### Aim
Pick out and copy every line below that has the word "center".
## start Data excerpts
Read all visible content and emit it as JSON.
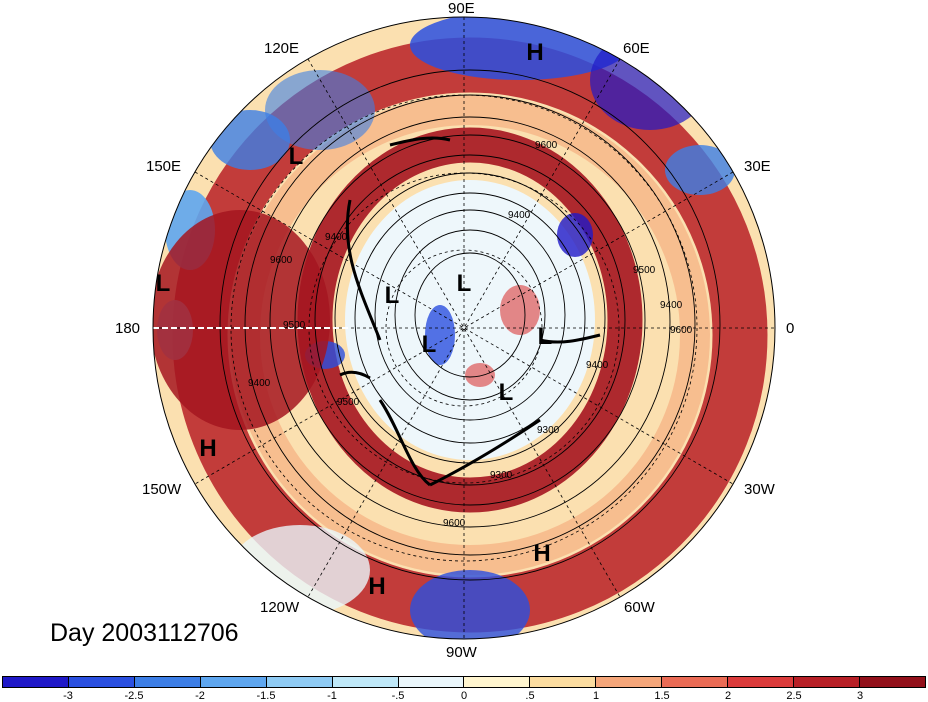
{
  "map": {
    "projection": "north-polar-stereographic",
    "longitude_labels": [
      {
        "id": "90e",
        "text": "90E"
      },
      {
        "id": "60e",
        "text": "60E"
      },
      {
        "id": "30e",
        "text": "30E"
      },
      {
        "id": "0",
        "text": "0"
      },
      {
        "id": "30w",
        "text": "30W"
      },
      {
        "id": "60w",
        "text": "60W"
      },
      {
        "id": "90w",
        "text": "90W"
      },
      {
        "id": "120w",
        "text": "120W"
      },
      {
        "id": "150w",
        "text": "150W"
      },
      {
        "id": "180",
        "text": "180"
      },
      {
        "id": "150e",
        "text": "150E"
      },
      {
        "id": "120e",
        "text": "120E"
      }
    ],
    "pressure_markers": [
      {
        "id": "h-top",
        "text": "H"
      },
      {
        "id": "l-150e",
        "text": "L"
      },
      {
        "id": "l-far-west",
        "text": "L"
      },
      {
        "id": "h-150w",
        "text": "H"
      },
      {
        "id": "h-120w",
        "text": "H"
      },
      {
        "id": "h-60w",
        "text": "H"
      },
      {
        "id": "l-center-1",
        "text": "L"
      },
      {
        "id": "l-center-2",
        "text": "L"
      },
      {
        "id": "l-center-3",
        "text": "L"
      },
      {
        "id": "l-center-4",
        "text": "L"
      },
      {
        "id": "l-center-5",
        "text": "L"
      }
    ],
    "contour_labels": [
      "9600",
      "9400",
      "9500",
      "9500",
      "9600",
      "9400",
      "9300",
      "9400",
      "9600",
      "9400",
      "9400",
      "9500",
      "9300",
      "9600"
    ],
    "day_label": "Day 2003112706"
  },
  "colorbar": {
    "ticks": [
      "-3",
      "-2.5",
      "-2",
      "-1.5",
      "-1",
      "-.5",
      "0",
      ".5",
      "1",
      "1.5",
      "2",
      "2.5",
      "3"
    ],
    "colors": [
      "#1f18c8",
      "#2a4fe0",
      "#3c7ee6",
      "#5ea6ef",
      "#8fcbf4",
      "#bfe8f8",
      "#eaf6fb",
      "#fff5cf",
      "#fbdca0",
      "#f5a67a",
      "#ea6b55",
      "#db3b3b",
      "#b71f26",
      "#92101a"
    ]
  }
}
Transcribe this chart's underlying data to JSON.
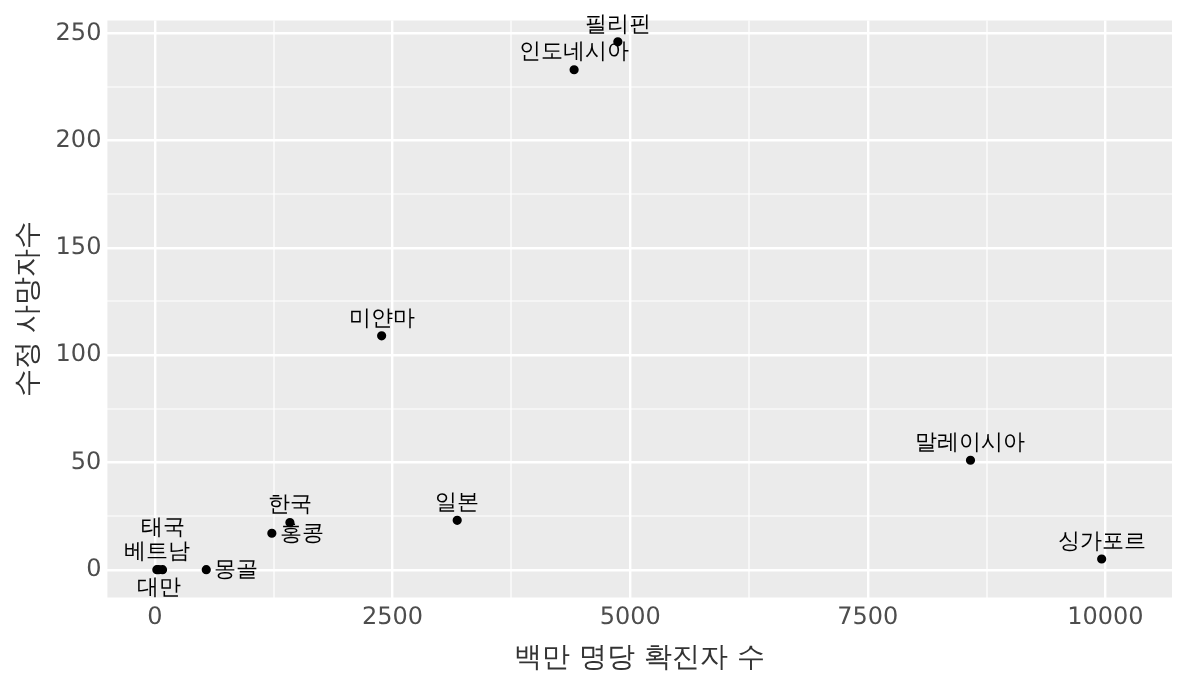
{
  "chart_data": {
    "type": "scatter",
    "xlabel": "백만 명당 확진자 수",
    "ylabel": "수정 사망자수",
    "x": [
      4870,
      4410,
      2385,
      8580,
      9960,
      3180,
      1420,
      1230,
      20,
      40,
      80,
      540
    ],
    "values": [
      246,
      233,
      109,
      51,
      5,
      23,
      22,
      17,
      0,
      0,
      0,
      0
    ],
    "value_labels": [
      "필리핀",
      "인도네시아",
      "미얀마",
      "말레이시아",
      "싱가포르",
      "일본",
      "한국",
      "홍콩",
      "베트남",
      "대만",
      "태국",
      "몽골"
    ],
    "color": "#000000",
    "marker": "circle",
    "grid": true,
    "xlim": [
      -500,
      10700
    ],
    "ylim": [
      -13,
      256
    ],
    "xticks": [
      0,
      {
        "value": 1250,
        "label": null
      },
      2500,
      {
        "value": 3750,
        "label": null
      },
      5000,
      {
        "value": 6250,
        "label": null
      },
      7500,
      {
        "value": 8750,
        "label": null
      },
      10000
    ],
    "yticks": [
      0,
      {
        "value": 25,
        "label": null
      },
      50,
      {
        "value": 75,
        "label": null
      },
      100,
      {
        "value": 125,
        "label": null
      },
      150,
      {
        "value": 175,
        "label": null
      },
      200,
      {
        "value": 225,
        "label": null
      },
      250
    ]
  }
}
## end Data excerpts
### Full response
        "id": "l-center-1",
        "id": "l-center-2",
        "id": "l-center-3",
        "id": "l-center-4",
        "id": "l-center-5",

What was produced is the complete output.